EXERCISE GOAL
Word for word, transcribe the lines below and drop the pictures.

DATA ENTRIES
-- begin --

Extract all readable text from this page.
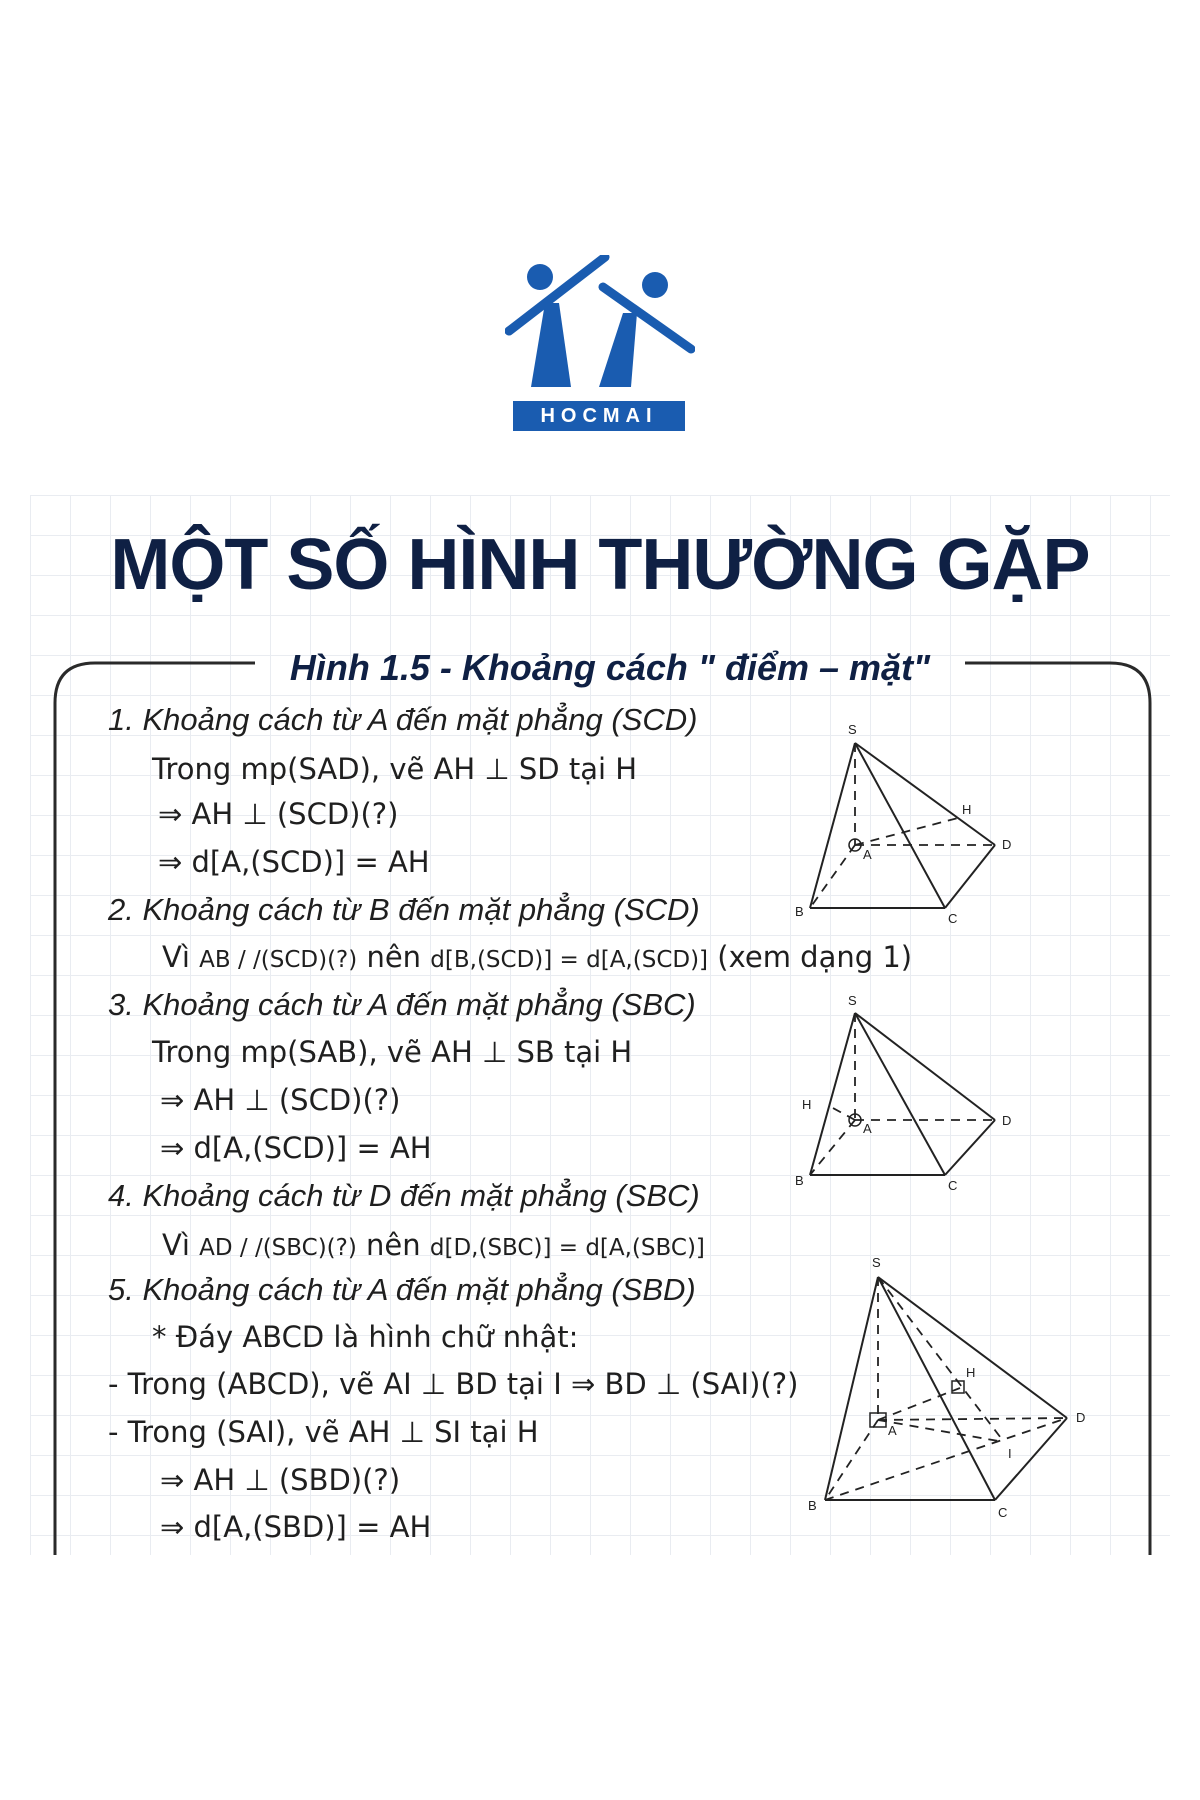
HOCMAI
MỘT SỐ HÌNH THƯỜNG GẶP
Hình 1.5 - Khoảng cách " điểm – mặt"
1. Khoảng cách từ A đến mặt phẳng (SCD)
Trong mp(SAD), vẽ AH ⊥ SD tại H
⇒ AH ⊥ (SCD)(?)
⇒ d[A,(SCD)] = AH
2. Khoảng cách từ B đến mặt phẳng (SCD)
Vì AB / /(SCD)(?) nên d[B,(SCD)] = d[A,(SCD)] (xem dạng 1)
3. Khoảng cách từ A đến mặt phẳng (SBC)
Trong mp(SAB), vẽ AH ⊥ SB tại H
⇒ AH ⊥ (SCD)(?)
⇒ d[A,(SCD)] = AH
4. Khoảng cách từ D đến mặt phẳng (SBC)
Vì AD / /(SBC)(?) nên d[D,(SBC)] = d[A,(SBC)]
5. Khoảng cách từ A đến mặt phẳng (SBD)
* Đáy ABCD là hình chữ nhật:
- Trong (ABCD), vẽ AI ⊥ BD tại I ⇒ BD ⊥ (SAI)(?)
- Trong (SAI), vẽ AH ⊥ SI tại H
⇒ AH ⊥ (SBD)(?)
⇒ d[A,(SBD)] = AH
S
H
A
D
B	C
S
H
A
D
B	C
S
H
A
I
D
B	C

-- end --

REPLY TO THE TASK
Extract all readable text from this page.
HOCMAI
MỘT SỐ HÌNH THƯỜNG GẶP
Hình 1.5 - Khoảng cách " điểm – mặt"
1. Khoảng cách từ A đến mặt phẳng (SCD)
Trong mp(SAD), vẽ AH ⊥ SD tại H
⇒ AH ⊥ (SCD)(?)
⇒ d[A,(SCD)] = AH
2. Khoảng cách từ B đến mặt phẳng (SCD)
Vì AB / /(SCD)(?) nên d[B,(SCD)] = d[A,(SCD)] (xem dạng 1)
3. Khoảng cách từ A đến mặt phẳng (SBC)
Trong mp(SAB), vẽ AH ⊥ SB tại H
⇒ AH ⊥ (SCD)(?)
⇒ d[A,(SCD)] = AH
4. Khoảng cách từ D đến mặt phẳng (SBC)
Vì AD / /(SBC)(?) nên d[D,(SBC)] = d[A,(SBC)]
5. Khoảng cách từ A đến mặt phẳng (SBD)
* Đáy ABCD là hình chữ nhật:
- Trong (ABCD), vẽ AI ⊥ BD tại I ⇒ BD ⊥ (SAI)(?)
- Trong (SAI), vẽ AH ⊥ SI tại H
⇒ AH ⊥ (SBD)(?)
⇒ d[A,(SBD)] = AH
S
H
A
D
B	C
S
H
A
D
B	C
S
H
A
I
D
B	C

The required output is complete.